§ **Task prompt**: Each line that includes "Numbers" counts once; give the total and nothing besides.

§ **Input rows**:
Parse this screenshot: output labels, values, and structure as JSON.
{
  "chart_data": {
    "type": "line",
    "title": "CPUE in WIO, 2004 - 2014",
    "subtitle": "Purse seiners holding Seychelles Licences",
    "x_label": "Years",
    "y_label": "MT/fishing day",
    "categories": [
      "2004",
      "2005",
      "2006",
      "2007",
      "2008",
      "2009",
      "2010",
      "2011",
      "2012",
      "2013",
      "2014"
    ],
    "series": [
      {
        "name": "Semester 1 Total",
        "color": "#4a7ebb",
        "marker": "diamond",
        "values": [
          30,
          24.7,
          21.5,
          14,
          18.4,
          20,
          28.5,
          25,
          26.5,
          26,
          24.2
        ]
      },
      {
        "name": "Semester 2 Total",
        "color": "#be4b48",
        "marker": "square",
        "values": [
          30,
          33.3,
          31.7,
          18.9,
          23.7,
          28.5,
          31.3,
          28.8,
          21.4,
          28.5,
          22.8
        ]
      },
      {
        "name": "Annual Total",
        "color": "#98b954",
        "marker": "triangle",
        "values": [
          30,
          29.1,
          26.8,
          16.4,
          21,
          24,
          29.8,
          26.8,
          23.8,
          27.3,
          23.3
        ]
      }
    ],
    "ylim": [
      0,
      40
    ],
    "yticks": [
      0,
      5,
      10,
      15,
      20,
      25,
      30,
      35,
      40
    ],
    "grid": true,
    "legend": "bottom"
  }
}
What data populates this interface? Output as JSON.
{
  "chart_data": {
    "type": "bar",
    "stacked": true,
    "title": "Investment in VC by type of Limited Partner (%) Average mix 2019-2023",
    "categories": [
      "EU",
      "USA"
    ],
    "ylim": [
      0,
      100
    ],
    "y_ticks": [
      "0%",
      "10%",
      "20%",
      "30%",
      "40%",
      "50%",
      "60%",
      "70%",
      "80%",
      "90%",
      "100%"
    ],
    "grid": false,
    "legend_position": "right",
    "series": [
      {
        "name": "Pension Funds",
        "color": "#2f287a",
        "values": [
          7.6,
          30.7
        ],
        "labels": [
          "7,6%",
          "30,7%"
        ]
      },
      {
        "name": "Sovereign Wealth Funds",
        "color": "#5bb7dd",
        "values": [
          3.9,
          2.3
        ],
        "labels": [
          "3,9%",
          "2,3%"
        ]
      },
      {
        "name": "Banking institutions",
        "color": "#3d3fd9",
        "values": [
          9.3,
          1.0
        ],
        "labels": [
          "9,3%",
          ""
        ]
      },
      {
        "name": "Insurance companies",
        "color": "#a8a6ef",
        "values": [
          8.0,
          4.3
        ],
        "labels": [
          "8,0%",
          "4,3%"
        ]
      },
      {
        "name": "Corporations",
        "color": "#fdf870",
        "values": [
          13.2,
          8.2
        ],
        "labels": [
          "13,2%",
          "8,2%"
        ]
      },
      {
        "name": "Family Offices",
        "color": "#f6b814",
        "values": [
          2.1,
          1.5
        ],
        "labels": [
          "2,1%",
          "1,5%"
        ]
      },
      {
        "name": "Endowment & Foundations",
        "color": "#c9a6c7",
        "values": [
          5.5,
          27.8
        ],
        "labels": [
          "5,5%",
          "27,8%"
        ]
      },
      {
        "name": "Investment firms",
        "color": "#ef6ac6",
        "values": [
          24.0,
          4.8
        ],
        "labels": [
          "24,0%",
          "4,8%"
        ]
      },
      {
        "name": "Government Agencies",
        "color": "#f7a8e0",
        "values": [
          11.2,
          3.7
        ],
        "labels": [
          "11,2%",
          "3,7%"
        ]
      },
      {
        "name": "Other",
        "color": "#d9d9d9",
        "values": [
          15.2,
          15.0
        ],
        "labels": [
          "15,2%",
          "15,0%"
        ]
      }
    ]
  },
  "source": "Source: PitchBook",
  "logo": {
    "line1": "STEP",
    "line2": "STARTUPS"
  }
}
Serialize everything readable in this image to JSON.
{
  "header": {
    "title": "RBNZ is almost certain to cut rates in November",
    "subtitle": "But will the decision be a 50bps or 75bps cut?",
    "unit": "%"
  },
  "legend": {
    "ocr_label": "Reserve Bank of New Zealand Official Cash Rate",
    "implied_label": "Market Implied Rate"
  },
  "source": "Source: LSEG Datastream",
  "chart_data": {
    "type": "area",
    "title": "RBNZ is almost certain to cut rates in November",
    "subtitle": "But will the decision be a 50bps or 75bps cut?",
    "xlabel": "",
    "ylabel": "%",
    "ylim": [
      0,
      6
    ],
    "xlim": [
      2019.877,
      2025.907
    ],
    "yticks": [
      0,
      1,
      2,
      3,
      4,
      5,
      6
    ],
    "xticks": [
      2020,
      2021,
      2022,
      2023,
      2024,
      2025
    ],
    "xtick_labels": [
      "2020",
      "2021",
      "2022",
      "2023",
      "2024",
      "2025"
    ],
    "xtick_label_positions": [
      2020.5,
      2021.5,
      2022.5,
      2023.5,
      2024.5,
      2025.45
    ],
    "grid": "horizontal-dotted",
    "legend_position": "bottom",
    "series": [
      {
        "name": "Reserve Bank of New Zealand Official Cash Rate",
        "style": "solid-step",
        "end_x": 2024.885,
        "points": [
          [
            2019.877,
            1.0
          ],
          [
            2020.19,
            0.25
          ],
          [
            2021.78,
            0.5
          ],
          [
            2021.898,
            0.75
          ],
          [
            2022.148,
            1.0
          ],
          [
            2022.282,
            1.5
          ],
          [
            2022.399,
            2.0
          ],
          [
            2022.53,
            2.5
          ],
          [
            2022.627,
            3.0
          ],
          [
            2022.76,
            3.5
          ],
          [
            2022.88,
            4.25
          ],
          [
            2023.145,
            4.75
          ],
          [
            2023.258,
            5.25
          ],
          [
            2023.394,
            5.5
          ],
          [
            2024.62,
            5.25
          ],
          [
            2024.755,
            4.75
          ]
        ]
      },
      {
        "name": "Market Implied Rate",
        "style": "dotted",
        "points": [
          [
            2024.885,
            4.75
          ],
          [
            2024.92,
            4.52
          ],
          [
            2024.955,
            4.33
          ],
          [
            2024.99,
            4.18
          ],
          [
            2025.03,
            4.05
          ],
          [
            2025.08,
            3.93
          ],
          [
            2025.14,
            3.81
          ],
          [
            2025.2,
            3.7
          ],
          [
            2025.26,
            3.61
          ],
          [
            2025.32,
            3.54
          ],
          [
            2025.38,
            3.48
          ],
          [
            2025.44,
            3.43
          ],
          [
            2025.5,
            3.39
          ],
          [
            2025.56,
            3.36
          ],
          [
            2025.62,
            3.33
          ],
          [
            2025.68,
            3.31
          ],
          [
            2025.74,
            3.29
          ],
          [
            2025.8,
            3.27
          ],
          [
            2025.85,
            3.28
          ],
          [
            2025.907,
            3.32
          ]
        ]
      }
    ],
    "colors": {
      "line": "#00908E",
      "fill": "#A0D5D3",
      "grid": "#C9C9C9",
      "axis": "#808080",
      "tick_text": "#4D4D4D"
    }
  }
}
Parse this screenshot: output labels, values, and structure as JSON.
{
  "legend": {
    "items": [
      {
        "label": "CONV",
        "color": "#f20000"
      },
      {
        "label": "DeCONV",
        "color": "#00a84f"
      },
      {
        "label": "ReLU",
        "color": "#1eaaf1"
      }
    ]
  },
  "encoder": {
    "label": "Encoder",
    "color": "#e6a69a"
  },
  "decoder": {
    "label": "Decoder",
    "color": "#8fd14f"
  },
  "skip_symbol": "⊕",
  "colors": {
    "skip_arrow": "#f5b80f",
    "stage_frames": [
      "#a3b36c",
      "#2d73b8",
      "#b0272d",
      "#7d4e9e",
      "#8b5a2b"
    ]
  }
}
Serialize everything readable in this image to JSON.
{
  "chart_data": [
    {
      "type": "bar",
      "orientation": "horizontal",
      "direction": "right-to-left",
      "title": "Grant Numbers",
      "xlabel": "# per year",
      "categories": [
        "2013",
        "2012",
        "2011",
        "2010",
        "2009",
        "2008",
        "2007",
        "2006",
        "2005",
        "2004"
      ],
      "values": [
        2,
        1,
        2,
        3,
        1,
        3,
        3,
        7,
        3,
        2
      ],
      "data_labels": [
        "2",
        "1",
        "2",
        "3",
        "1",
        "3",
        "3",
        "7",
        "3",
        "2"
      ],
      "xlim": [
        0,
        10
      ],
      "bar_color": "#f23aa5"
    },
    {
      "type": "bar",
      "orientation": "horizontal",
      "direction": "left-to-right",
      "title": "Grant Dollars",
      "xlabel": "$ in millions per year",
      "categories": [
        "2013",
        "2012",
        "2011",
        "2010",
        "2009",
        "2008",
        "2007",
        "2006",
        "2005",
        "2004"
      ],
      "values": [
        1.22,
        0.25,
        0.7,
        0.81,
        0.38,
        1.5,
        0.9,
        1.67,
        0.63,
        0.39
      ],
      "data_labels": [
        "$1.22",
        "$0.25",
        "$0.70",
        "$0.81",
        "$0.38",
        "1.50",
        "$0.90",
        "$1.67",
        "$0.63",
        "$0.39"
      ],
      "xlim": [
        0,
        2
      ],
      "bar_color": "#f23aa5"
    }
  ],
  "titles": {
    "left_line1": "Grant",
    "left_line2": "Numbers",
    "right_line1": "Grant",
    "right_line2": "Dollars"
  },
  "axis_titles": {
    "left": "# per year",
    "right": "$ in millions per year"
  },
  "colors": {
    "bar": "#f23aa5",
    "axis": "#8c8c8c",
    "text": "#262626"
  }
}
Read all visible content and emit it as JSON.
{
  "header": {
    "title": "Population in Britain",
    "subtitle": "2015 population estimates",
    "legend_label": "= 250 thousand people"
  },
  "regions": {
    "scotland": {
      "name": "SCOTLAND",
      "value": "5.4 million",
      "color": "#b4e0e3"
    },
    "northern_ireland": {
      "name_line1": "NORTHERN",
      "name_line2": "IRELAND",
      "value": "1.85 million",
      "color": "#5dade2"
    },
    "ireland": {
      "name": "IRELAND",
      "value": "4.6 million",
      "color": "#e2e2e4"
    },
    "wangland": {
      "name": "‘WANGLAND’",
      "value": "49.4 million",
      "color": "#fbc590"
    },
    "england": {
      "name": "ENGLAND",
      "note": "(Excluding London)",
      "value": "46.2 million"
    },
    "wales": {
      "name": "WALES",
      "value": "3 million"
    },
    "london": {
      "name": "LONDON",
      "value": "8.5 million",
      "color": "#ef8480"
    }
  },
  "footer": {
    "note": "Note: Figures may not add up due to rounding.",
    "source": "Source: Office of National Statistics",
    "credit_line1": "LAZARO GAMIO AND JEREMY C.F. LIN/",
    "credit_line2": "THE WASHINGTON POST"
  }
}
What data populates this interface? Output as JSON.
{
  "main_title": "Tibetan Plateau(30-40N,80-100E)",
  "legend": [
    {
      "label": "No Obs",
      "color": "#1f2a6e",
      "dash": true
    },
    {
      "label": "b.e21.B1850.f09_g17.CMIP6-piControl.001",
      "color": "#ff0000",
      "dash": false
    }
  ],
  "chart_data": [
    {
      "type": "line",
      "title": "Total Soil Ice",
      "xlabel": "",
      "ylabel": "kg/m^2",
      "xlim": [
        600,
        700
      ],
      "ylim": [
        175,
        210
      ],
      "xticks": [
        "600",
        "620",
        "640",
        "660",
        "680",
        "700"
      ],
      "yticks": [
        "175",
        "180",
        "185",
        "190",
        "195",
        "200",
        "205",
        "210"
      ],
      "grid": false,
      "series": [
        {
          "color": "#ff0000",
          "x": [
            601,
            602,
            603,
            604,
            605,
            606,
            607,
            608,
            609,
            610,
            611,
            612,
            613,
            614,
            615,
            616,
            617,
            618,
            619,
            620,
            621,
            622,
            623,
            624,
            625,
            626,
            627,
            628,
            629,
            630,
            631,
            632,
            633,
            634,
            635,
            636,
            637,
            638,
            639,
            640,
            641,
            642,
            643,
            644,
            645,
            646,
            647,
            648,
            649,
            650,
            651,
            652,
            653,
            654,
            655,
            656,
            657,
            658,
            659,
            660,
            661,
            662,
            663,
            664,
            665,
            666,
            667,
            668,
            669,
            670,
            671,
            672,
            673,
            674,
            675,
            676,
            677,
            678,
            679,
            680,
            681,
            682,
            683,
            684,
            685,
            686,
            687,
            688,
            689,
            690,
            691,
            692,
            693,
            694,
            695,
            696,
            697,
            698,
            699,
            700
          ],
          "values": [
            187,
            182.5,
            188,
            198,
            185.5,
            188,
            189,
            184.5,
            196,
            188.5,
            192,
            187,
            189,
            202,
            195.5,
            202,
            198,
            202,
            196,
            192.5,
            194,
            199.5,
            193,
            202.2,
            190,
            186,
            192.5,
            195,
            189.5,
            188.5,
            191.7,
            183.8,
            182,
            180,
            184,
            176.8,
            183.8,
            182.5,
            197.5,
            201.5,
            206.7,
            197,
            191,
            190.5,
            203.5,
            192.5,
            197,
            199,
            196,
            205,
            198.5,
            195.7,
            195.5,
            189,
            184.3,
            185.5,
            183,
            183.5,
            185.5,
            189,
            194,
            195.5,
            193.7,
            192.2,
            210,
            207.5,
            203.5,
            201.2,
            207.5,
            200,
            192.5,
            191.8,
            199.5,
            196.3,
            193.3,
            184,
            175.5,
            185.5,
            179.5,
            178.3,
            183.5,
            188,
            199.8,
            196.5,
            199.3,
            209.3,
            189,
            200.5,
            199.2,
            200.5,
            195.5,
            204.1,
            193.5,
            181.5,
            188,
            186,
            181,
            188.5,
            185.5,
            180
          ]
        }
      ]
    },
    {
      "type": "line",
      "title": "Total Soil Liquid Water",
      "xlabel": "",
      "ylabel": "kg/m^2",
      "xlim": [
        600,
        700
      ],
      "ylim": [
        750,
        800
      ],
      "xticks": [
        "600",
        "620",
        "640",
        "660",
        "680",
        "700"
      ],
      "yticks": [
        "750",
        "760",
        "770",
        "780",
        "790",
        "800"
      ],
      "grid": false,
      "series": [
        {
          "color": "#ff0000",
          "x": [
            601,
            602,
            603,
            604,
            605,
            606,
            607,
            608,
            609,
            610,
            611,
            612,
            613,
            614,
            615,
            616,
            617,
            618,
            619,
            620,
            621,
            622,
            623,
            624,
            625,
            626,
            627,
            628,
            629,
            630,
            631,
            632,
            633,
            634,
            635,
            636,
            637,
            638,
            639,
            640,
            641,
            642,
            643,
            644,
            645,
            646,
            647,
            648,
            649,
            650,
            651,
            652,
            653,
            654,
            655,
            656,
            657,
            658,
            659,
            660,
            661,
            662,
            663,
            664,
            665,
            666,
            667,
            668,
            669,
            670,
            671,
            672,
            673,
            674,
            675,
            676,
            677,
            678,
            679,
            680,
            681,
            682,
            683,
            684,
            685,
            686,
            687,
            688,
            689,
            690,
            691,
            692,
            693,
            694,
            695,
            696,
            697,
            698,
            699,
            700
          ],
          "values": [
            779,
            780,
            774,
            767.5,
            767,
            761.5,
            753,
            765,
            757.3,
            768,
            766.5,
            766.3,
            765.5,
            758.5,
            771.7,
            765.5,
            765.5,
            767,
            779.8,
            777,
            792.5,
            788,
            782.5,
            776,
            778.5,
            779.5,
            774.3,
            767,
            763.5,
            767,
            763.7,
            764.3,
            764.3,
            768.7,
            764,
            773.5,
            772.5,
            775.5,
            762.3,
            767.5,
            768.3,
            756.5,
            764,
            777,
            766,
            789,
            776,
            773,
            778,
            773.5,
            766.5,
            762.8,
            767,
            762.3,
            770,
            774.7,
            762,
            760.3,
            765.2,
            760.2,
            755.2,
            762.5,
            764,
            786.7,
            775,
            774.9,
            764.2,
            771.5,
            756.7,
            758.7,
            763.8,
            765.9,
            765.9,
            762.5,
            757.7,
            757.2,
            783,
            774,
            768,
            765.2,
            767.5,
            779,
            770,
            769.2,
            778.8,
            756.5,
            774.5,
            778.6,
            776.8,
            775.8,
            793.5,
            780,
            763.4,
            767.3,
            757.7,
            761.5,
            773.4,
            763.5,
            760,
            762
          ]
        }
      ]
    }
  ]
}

§ **Expected answer**: 2